[Records from a dataset]
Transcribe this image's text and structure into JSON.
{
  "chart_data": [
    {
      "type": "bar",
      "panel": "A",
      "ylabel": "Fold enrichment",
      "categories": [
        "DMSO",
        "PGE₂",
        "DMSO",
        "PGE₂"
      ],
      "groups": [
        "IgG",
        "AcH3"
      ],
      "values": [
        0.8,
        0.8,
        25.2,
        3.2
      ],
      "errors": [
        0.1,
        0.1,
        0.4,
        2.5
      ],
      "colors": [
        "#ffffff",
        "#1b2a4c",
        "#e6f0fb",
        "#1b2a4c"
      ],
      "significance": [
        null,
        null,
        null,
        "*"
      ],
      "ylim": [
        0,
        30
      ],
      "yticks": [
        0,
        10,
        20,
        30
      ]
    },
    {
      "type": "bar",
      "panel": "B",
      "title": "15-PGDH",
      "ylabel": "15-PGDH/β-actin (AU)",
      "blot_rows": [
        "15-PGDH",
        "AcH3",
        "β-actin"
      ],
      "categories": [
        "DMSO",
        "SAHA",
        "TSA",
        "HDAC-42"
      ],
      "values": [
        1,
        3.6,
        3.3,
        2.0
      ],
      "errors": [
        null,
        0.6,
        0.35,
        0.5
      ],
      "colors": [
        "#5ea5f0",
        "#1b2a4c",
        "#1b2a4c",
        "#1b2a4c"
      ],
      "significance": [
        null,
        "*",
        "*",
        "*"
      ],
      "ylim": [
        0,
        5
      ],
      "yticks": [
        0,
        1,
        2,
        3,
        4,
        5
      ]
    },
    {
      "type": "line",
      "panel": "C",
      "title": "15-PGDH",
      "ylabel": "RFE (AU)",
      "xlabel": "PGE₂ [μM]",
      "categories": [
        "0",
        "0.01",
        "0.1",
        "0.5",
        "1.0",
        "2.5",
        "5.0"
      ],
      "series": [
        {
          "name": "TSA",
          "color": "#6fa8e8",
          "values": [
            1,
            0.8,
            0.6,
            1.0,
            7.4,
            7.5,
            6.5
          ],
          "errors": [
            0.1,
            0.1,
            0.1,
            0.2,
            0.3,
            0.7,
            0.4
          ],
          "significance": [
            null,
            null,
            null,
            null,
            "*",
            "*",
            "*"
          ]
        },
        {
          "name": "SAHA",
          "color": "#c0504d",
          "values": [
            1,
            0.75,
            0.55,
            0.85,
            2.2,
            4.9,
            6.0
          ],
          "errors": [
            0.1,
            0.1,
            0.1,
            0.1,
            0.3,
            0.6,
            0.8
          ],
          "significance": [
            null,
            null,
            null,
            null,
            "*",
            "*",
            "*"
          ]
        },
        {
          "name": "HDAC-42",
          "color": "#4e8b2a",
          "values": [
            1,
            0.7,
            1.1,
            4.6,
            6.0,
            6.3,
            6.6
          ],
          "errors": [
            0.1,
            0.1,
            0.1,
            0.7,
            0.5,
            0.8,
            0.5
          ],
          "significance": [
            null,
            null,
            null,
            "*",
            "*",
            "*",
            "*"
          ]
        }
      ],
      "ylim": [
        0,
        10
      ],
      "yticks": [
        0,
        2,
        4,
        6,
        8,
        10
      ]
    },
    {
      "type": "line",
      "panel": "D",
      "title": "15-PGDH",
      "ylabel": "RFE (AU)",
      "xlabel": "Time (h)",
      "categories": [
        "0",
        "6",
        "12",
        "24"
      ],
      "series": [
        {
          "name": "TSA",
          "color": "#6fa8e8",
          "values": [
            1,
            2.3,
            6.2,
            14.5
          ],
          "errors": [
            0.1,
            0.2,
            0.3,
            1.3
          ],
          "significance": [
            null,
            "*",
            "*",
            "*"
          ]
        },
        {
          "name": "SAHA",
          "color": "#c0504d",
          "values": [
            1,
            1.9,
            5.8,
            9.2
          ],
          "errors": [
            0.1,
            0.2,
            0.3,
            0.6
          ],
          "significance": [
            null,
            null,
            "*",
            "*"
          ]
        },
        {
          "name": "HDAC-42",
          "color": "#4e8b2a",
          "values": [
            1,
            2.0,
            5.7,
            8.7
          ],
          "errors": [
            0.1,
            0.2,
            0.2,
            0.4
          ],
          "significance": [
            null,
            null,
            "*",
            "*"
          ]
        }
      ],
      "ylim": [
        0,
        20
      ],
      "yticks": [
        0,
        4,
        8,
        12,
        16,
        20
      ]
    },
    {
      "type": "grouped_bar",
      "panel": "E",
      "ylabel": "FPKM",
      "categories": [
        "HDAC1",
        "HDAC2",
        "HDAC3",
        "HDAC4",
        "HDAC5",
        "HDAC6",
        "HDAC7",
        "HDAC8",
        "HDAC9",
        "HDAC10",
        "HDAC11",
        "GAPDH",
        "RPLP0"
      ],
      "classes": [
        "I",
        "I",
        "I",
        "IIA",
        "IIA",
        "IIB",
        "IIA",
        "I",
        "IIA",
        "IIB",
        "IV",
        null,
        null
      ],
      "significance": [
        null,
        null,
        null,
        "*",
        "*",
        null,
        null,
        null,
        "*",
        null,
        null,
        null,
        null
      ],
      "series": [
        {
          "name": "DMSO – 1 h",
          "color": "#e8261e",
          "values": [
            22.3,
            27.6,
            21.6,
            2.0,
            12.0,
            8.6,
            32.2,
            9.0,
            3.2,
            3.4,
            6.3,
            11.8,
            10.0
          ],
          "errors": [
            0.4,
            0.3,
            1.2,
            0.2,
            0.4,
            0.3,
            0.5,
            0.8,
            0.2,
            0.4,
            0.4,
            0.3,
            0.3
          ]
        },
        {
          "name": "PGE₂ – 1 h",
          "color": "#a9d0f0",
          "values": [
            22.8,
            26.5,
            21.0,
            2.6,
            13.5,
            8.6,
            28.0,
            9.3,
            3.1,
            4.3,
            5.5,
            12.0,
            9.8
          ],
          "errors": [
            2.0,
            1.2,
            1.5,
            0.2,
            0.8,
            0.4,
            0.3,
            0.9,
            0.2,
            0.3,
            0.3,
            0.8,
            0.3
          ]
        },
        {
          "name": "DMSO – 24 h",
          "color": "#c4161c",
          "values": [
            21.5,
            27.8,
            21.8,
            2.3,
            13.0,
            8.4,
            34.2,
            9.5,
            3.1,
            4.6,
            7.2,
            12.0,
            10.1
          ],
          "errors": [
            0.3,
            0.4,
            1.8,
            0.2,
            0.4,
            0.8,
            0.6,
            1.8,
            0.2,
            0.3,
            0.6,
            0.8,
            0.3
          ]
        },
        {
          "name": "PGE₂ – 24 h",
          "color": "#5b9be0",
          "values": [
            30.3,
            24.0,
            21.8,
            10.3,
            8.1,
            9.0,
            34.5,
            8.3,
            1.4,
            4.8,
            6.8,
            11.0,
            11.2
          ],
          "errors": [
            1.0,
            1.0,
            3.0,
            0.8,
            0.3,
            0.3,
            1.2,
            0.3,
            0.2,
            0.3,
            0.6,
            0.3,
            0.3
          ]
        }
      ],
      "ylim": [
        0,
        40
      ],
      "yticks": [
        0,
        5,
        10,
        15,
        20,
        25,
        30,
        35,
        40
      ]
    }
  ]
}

**Required work**
Take every line from the data above that holds "PGE₂" and copy it out.

**Result for this exercise**
        "PGE₂",
        "PGE₂"
      "xlabel": "PGE₂ [μM]",
          "name": "PGE₂ – 1 h",
          "name": "PGE₂ – 24 h",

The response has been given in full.